> _Fragmento del documento_:
El delito de opinar

Desde luego que la libertad de expresión, como todas las libertades, debe tener límites, pero sólo los que impone la convivencia civilizada. No debe permitirse la calumnia (la falsa imputación de una conducta delictiva) ni la inducción a cometer  un delito o la apología de éste. Salvo esas limitaciones, las autoridades deben tolerar cualquier opinión sobre cualquier tema. Eso no significa, por supuesto, que toda opinión sea respetable. Una cosa es que las opiniones no se prohíban, y otra, muy distinta, que todas ellas merezcan respeto. Las opiniones, advierte Savater, son “todo lo que se quiera menos respetables: al ser formuladas, saltan a la palestra de la disputa, la irrisión, el escepticismo y la controversia. Afrontan el descrédito y se arriesgan a lo único peor que el descrédito, la ciega credulidad”.

Todas las opiniones son discutibles. Si no lo fueran, dejarían de ser opiniones para convertirse en dogmas o axiomas. Respetar sacramentalmente todas las opiniones haría indiscernibles las razonables de las absurdas. Por ejemplo, quien considera que los derechos humanos son un valioso producto del proceso civilizatorio cuya vigencia efectiva hay que defender no podrá tener por respetables las opiniones de que debe imponerse una religión oficial prohibiéndose todas las demás, de que deberíamos reimplantar la Santa Inquisición, o de que una persona tiene más valor que otra debido a su sexo, el color de su piel o su origen social. Quien aprecie los conocimientos científicos no juzgará respetables las opiniones de que los dinosaurios compartieron la residencia en la Tierra con los seres humanos, de que el cáncer se cura rezando con fervor tres avemarías o de que la depresión se debe a que un fantasma melancólico se instaló en el alma del deprimido.

Discutir una opinión significa someterla a las pruebas y los razonamientos que la puedan refutar o convalidar. Discutir no es el simple intercambio de juicios o prejuicios sino el diálogo en el que se exponen los propios argumentos y se escuchan los ajenos con la disposición anímica e intelectual de revisar la creencia o el parecer si existen razones convincentes. Sin esa discusión no hay avance humanístico, filosófico, científico o tecnológico, tampoco diálogo auténtico. La discusión permite examinar verdades que se creían indiscutibles y arribar a nuevos conocimientos, los que han hecho posible nuestro progreso en todos los órdenes. En una sociedad laica y democrática todas las supuestas verdades pueden someterse a discusión. Se refutan o se defienden con pruebas o argumentos, nunca con anatemas ni sanciones.

Por eso es inadmisible que el gobierno de Coahuila haya sancionado a la organización Cristo vive dictaminando que incurrió en conducta discriminatoria  porque su dirigente, el pastor Carlos Alberto Pacheco, declaró que la adopción de niños por parejas del mismo sexo “es una aberración ante los ojos de Dios, una abominación que contradice los principios de Jesús”. Se trata de una opinión. No hay en esas palabras ni calumnia ni inducción a cometer delito ni apología de éste. Es un juicio —o mejor: un prejuicio— de valor. Quienes no lo compartan pueden rebatirlo con los argumentos que consideren aptos, por ejemplo que el pastor no tiene manera de probar que esa adopción es desaprobada por Dios o contraría los principios de Jesús. Lo que resulta inadmisible es que se castigue una opinión por más que nos parezca absurda o políticamente incorrecta.

> _Datos registrados_:
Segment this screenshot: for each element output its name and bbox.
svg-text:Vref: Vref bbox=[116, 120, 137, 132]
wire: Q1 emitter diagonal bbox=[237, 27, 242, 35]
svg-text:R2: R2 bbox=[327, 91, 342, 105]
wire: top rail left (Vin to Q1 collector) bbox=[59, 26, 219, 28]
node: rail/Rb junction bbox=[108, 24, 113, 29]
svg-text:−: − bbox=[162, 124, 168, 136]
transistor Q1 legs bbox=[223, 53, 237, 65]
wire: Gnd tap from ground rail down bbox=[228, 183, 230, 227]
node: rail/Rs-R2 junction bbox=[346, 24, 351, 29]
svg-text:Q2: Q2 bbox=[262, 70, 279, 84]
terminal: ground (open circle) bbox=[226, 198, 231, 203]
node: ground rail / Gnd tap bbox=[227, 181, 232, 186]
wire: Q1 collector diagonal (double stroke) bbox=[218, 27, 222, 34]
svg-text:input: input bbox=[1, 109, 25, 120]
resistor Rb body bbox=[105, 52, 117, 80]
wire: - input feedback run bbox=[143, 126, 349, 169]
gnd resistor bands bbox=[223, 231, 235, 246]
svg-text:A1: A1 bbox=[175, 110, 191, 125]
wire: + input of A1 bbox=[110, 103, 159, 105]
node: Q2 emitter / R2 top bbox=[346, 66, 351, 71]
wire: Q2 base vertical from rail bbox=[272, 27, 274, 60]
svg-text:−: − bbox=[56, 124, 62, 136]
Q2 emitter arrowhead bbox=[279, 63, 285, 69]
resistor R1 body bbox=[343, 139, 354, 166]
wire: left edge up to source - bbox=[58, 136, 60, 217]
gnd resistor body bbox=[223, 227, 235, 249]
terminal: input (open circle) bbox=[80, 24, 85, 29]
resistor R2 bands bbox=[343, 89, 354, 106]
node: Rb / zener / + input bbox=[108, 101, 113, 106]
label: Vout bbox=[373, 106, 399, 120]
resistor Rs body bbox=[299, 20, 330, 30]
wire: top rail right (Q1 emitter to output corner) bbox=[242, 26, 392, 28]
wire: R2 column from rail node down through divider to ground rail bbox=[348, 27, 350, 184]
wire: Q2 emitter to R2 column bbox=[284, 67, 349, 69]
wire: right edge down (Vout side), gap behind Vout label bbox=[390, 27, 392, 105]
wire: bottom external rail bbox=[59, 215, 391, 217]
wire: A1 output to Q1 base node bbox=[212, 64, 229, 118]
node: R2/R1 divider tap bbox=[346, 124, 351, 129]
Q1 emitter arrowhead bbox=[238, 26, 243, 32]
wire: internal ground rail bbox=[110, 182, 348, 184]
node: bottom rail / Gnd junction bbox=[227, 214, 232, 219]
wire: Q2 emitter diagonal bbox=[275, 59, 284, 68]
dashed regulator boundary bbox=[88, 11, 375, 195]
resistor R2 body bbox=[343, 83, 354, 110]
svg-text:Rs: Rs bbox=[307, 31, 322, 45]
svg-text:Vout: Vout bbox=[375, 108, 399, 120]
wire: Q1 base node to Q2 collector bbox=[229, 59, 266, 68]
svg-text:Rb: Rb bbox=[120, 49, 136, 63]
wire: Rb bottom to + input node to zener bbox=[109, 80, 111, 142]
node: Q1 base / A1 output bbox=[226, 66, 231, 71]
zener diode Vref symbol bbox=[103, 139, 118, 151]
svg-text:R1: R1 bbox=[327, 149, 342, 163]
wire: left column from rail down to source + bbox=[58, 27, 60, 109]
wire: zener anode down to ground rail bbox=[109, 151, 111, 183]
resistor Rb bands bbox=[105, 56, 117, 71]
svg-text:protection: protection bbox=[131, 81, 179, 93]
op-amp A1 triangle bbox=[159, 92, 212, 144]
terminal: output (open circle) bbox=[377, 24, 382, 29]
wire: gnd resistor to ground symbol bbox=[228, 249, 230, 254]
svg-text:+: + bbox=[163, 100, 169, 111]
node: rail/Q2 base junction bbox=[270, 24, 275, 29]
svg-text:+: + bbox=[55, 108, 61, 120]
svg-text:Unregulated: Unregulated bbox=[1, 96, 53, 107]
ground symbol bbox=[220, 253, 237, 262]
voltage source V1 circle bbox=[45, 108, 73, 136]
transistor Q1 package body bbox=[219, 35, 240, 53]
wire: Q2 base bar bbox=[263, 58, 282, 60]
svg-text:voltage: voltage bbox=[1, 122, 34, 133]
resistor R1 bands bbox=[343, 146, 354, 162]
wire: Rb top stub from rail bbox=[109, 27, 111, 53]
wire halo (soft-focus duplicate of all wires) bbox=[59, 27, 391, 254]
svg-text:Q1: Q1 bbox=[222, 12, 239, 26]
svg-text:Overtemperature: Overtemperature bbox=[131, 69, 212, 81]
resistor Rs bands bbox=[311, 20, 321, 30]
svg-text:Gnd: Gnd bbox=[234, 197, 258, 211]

> _Ejercicios por resolver_:
1. Reproduce tal cual del texto sobre la libertad de expresión el pasaje que va desde "Por eso es inadmisible" hasta "o políticamente incorrecta.", ambos incluidos.
2. Según el texto sobre la libertad de expresión, ¿qué gobierno sancionó a la organización Cristo vive?

> _Soluciones_:
1.
Por eso es inadmisible que el gobierno de Coahuila haya sancionado a la organización Cristo vive dictaminando que incurrió en conducta discriminatoria  porque su dirigente, el pastor Carlos Alberto Pacheco, declaró que la adopción de niños por parejas del mismo sexo “es una aberración ante los ojos de Dios, una abominación que contradice los principios de Jesús”. Se trata de una opinión. No hay en esas palabras ni calumnia ni inducción a cometer delito ni apología de éste. Es un juicio —o mejor: un prejuicio— de valor. Quienes no lo compartan pueden rebatirlo con los argumentos que consideren aptos, por ejemplo que el pastor no tiene manera de probar que esa adopción es desaprobada por Dios o contraría los principios de Jesús. Lo que resulta inadmisible es que se castigue una opinión por más que nos parezca absurda o políticamente incorrecta.

2. El gobierno de Coahuila.